### Listed records

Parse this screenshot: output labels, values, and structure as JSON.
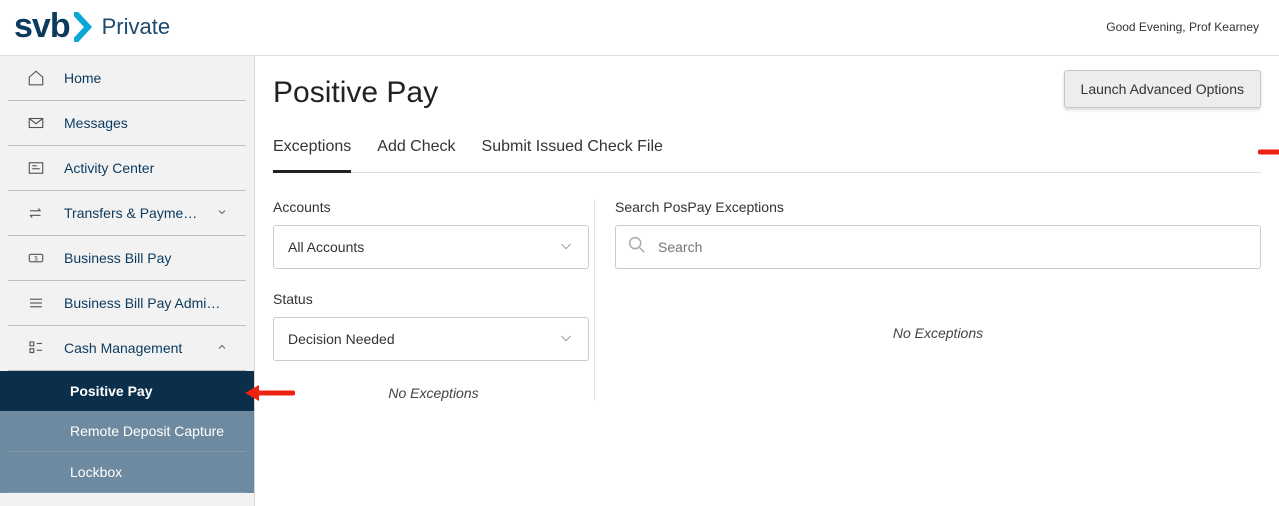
{
  "header": {
    "logo_text": "svb",
    "logo_private": "Private",
    "greeting": "Good Evening, Prof Kearney"
  },
  "sidebar": {
    "items": [
      {
        "label": "Home"
      },
      {
        "label": "Messages"
      },
      {
        "label": "Activity Center"
      },
      {
        "label": "Transfers & Payments"
      },
      {
        "label": "Business Bill Pay"
      },
      {
        "label": "Business Bill Pay Admini..."
      },
      {
        "label": "Cash Management"
      }
    ],
    "subitems": [
      {
        "label": "Positive Pay"
      },
      {
        "label": "Remote Deposit Capture"
      },
      {
        "label": "Lockbox"
      }
    ]
  },
  "page": {
    "title": "Positive Pay",
    "advanced_button": "Launch Advanced Options"
  },
  "tabs": [
    {
      "label": "Exceptions"
    },
    {
      "label": "Add Check"
    },
    {
      "label": "Submit Issued Check File"
    }
  ],
  "filters": {
    "accounts_label": "Accounts",
    "accounts_value": "All Accounts",
    "search_label": "Search PosPay Exceptions",
    "search_placeholder": "Search",
    "status_label": "Status",
    "status_value": "Decision Needed",
    "no_exceptions_left": "No Exceptions",
    "no_exceptions_right": "No Exceptions"
  }
}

######

### Written request
Each line above that holds the string "Positive" should be copied and shown.

### Solution below
        "label": "Positive Pay"
    "title": "Positive Pay",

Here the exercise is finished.